Required actions |
1/ Retype the passage of the homily on repentance that opens with the words containing "This past weekend" and closes with "others to Him.".
2/ Write what comes next in the homily on repentance, beginning right after its last sentence.
Text section section start
This past weekend some of the men from our parish were away on an ACTS retreat. Yesterday I had the opportunity to go out for the morning to speak with them and answer some questions. As I listened to their questions it was clear that many of them had come to a deep encounter with Christ on the retreat. In one way or another they had heard the Lord call out to them just as He called out to Moses through the burning bush in the desert and like Moses they wanted to come closer so they could then go out and bring others to Him.
With only about a minute left I tried to squeeze in one last question. There it came, the toughest question yet. The question was simple, “how can I bring back a child who has left the Church.” Well the room broke out in laughter because they quickly realized there was no way I could address that question in 1 minute. Having experienced the joy of Christ, it was only natural that these men would want to know how to allow their own children to experience that joy.
It’s that same joy that Christ calls us to when He tells us to repent in today’s Gospel. I think so often, when we hear that word repent many of us immediately think it simply means to turn away from sin. While this is true, it falls well short of what our Lord is actually calling us to; for to turn from something requires us to turn towards something else. When we hear that command of Christ to repent, we are actually hearing Christ calling us home to Himself. He is calling us into a relationship with Him and the only thing holding us back from Him is ourselves. This call to repentance then is a call to open our hearts. It is a recognition that “being a Christian can only take the form of becoming a Christian ever anew; that it is not an event now over and done with, but a process requiring constant practice.”
Just prior to what we heard in today’s Gospel Jesus calls the crowd to reorder their lives. If your life is anything like mine, so often we worry about all the details of life and then we try to figure out where God fits into the whole picture. Yet that only leads to more stress and anxiety. Rather than trying to fit God into our hectic life we first need to seek God alone and then all the other things will fall into place.
My friends God’s call to repentance is simply an invitation to follow Him. It is a reminder that “one aspect of becoming a Christian is having to leave behind what everyone else thinks and wants, the prevailing standard, in order to enter the light of the truth of our being and aided by that light to find the right path.” While this idea of reordering our life to put God first may seem daunting, what do we really have to do by reordering our lives around Christ?
Text section section end
Data listing section start
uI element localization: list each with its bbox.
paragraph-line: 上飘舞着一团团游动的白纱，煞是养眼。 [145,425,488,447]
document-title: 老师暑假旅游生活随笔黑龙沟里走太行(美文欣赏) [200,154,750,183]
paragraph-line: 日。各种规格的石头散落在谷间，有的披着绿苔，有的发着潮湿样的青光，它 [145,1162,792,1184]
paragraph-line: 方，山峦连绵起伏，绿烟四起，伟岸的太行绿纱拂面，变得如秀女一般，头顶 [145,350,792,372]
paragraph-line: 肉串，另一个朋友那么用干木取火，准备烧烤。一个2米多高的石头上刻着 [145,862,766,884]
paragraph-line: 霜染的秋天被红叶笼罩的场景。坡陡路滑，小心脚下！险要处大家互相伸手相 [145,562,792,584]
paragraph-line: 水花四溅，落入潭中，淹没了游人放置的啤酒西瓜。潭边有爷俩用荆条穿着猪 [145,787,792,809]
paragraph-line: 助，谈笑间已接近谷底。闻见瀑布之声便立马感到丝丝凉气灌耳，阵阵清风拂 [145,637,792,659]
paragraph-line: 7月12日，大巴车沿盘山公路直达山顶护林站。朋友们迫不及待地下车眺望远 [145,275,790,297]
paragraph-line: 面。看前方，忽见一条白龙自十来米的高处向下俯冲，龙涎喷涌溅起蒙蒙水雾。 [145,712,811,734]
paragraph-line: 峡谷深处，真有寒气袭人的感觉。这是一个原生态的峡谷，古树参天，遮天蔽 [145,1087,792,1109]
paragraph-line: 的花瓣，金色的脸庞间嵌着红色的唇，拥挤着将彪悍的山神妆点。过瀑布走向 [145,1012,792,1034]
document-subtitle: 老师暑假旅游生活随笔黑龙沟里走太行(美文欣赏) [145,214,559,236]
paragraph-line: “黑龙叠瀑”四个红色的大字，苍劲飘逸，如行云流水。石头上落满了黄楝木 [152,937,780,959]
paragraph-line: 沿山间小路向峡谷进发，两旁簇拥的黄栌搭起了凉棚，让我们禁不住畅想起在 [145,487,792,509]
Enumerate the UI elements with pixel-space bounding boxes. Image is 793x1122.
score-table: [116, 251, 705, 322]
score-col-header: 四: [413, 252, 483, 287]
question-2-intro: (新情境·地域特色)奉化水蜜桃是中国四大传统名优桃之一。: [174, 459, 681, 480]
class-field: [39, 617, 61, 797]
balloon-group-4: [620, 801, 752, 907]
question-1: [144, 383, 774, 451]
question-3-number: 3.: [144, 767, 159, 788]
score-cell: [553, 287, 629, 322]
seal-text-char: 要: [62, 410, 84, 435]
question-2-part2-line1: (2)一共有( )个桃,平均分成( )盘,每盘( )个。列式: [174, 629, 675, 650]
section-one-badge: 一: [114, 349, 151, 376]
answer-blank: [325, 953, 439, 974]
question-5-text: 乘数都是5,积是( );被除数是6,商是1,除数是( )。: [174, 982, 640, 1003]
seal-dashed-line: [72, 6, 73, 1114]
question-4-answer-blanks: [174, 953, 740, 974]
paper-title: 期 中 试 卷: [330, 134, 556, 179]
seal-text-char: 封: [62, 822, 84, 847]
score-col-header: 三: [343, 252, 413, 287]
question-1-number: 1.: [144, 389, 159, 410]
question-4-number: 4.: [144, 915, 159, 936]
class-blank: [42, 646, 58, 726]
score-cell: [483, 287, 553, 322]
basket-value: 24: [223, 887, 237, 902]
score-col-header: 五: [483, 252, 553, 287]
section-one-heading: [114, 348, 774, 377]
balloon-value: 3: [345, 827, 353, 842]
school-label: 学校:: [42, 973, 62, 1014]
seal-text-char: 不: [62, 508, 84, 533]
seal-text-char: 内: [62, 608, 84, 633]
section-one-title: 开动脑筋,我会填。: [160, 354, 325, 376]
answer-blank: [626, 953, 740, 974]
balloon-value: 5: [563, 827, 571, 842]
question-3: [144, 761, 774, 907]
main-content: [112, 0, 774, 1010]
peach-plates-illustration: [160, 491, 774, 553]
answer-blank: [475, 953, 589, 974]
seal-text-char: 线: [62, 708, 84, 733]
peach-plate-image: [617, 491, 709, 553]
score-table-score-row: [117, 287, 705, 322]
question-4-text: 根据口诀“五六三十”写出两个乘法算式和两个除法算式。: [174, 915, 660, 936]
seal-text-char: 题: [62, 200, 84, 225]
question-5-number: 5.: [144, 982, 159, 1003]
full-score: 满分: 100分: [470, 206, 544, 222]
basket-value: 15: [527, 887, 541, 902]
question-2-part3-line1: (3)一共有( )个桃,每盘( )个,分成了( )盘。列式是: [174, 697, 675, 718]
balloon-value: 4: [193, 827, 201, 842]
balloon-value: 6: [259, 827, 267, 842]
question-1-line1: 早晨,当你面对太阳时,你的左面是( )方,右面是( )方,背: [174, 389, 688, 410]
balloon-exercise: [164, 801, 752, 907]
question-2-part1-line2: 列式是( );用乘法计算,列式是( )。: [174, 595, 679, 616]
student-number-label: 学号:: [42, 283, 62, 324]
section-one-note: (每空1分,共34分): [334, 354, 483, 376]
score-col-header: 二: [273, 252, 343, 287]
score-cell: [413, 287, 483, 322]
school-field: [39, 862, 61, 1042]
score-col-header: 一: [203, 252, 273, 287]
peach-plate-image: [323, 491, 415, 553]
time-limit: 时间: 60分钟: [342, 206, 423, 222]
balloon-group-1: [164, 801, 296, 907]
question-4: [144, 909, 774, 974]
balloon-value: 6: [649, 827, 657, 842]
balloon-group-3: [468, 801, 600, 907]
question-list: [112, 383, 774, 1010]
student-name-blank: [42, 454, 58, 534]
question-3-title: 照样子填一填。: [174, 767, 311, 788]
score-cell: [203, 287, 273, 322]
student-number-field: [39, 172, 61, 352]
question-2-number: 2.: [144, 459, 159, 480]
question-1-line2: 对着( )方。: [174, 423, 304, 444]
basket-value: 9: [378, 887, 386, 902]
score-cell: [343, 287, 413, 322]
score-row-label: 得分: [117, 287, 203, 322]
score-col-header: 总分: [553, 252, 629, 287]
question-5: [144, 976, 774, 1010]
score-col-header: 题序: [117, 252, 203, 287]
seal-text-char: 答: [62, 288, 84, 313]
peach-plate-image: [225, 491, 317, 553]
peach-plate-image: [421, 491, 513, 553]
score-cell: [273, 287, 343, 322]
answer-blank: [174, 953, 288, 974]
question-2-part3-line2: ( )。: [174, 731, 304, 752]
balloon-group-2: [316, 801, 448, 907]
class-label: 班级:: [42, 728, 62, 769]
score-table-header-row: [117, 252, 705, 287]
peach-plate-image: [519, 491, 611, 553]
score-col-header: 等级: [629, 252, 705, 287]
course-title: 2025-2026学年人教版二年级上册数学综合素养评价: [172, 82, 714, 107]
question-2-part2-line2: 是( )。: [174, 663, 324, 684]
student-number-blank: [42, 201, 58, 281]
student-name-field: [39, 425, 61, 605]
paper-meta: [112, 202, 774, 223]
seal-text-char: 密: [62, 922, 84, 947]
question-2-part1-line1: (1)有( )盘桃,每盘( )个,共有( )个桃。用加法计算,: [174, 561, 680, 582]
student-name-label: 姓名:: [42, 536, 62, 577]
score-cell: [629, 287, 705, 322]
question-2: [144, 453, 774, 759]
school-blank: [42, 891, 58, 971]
Data listing section end
Answers to each task |
1/
This past weekend some of the men from our parish were away on an ACTS retreat. Yesterday I had the opportunity to go out for the morning to speak with them and answer some questions. As I listened to their questions it was clear that many of them had come to a deep encounter with Christ on the retreat. In one way or another they had heard the Lord call out to them just as He called out to Moses through the burning bush in the desert and like Moses they wanted to come closer so they could then go out and bring others to Him.

2/
Friends “a man can become a Christian, not by birth, but only by conversion.” Have you ever noticed how God calls people in the Bible? Take Moses from today’s first reading as an example. Moses was a murder on the run. Did Jesus call Moses by saying “confess you murderous thug?” God didn’t need to tell Moses he was a sinner; he already knew that. Rather than call him out for his evil, God invited him to reorder his life around Him. God is intriguing in and of Himself, we don’t need to do anything to make God interesting, we simply need to help others reorder their lives around Christ and let Christ do the rest of the work. In today’s First Reading Moses wasn’t able to resist the Lord’s invitation. Moses reordered His life around that encounter with the burning bush and went on to lead God’s chosen people from slavery to freedom.
My friends if we want to invite those who have fallen away back to the Church we need to start with ourselves. Our Lord is truly kind and merciful, all we need to do is repent. All we need to do is reorder our lives around Christ and allow Him to work in our lives. The beauty of Christ attracts others. If we order our lives around Christ and proclaim the great things He has done for us our lives will be living witnesses of God’s love and will attract people back home to the Church. This season of Lent is our opportunity to reorder our lives around Christ. He who is veiled no longer in the burning bush, but now in the Eucharist calls us to place Him at the center of our lives. Will you?
 Joseph Cardinal Ratzinger.Dogma and Preaching Applying Christian Doctrine to Daily Life. San Francisco: Ignatius Press, 2011. Pg 280.
 Joseph Cardinal Ratzinger. Jesus of Nazareth Part II. San Francisco: Ignatius Press,2011. Pg 67.
 Joseph Cardinal Ratzinger.Dogma and Preaching Applying Christian Doctrine to Daily Life. San Francisco: Ignatius Press, 2011. Pg 363.